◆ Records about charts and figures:
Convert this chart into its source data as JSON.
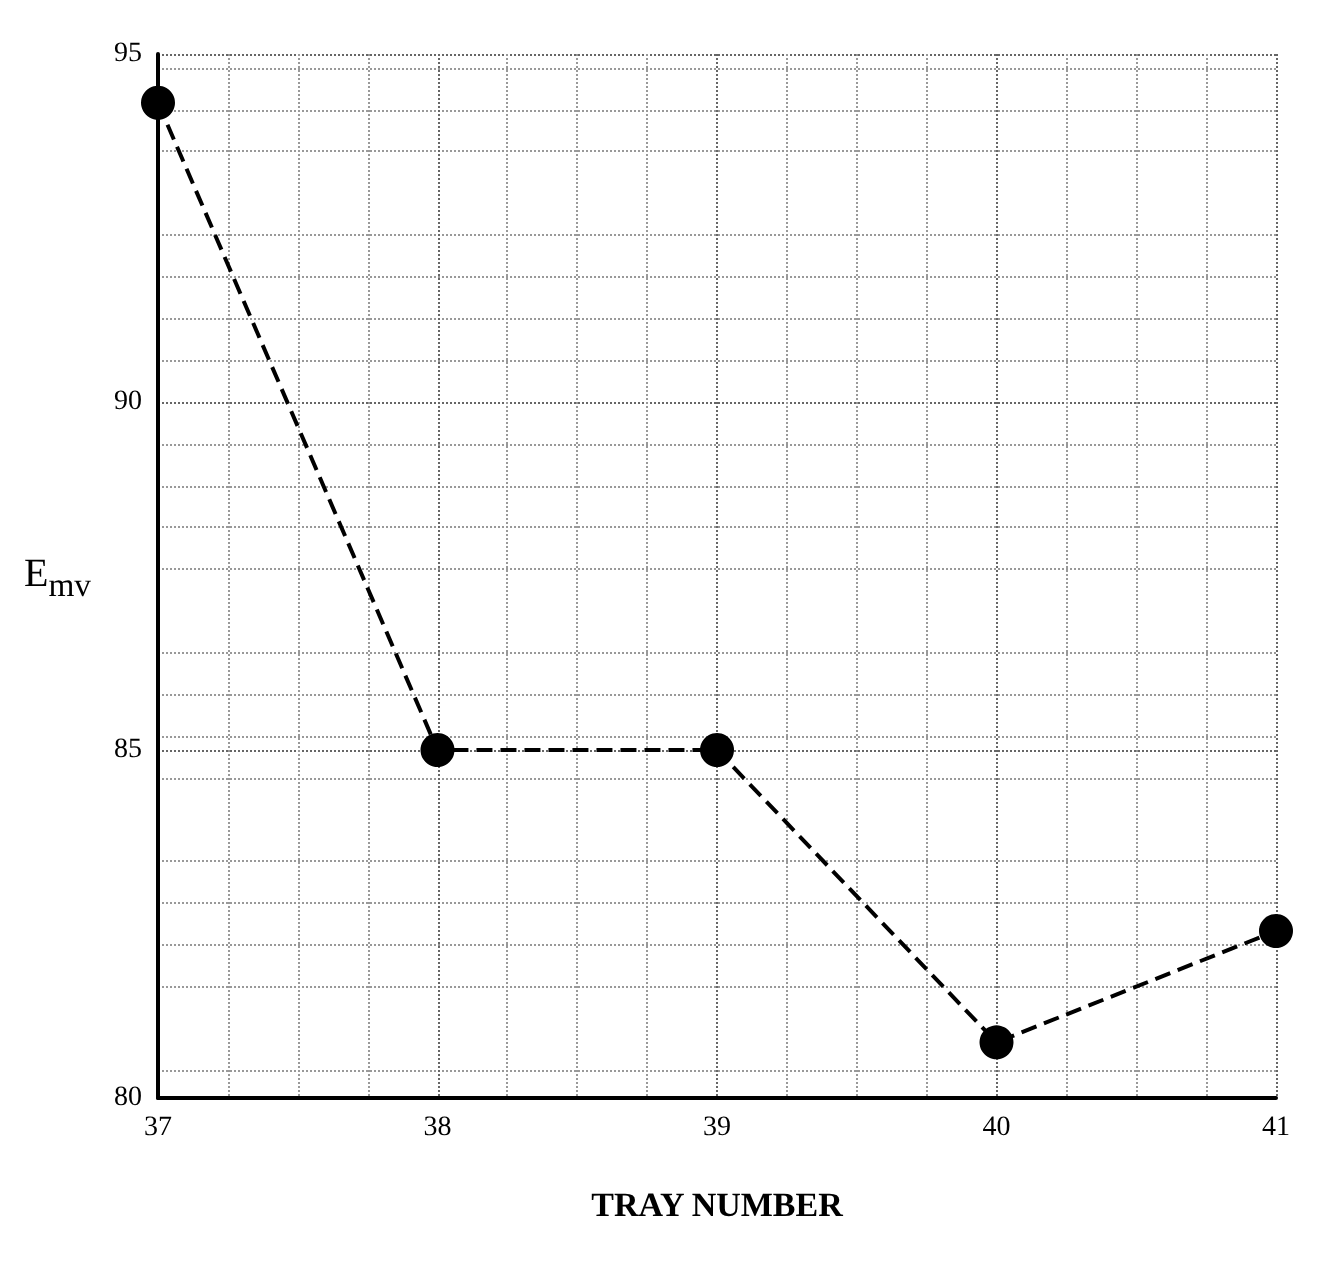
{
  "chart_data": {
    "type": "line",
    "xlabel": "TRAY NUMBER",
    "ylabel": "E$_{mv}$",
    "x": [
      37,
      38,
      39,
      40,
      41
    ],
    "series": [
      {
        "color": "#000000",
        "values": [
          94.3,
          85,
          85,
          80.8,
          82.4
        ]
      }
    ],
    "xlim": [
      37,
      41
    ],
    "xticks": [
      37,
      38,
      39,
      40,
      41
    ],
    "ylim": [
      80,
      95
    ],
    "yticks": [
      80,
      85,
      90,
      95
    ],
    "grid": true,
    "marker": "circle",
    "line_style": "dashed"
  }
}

◆ Aim:
Write the entries above out in full, exactly, with no images.

◆ Result for this task:
Convert this chart into its source data as JSON.
{
  "chart_data": {
    "type": "line",
    "xlabel": "TRAY NUMBER",
    "ylabel": "E$_{mv}$",
    "x": [
      37,
      38,
      39,
      40,
      41
    ],
    "series": [
      {
        "color": "#000000",
        "values": [
          94.3,
          85,
          85,
          80.8,
          82.4
        ]
      }
    ],
    "xlim": [
      37,
      41
    ],
    "xticks": [
      37,
      38,
      39,
      40,
      41
    ],
    "ylim": [
      80,
      95
    ],
    "yticks": [
      80,
      85,
      90,
      95
    ],
    "grid": true,
    "marker": "circle",
    "line_style": "dashed"
  }
}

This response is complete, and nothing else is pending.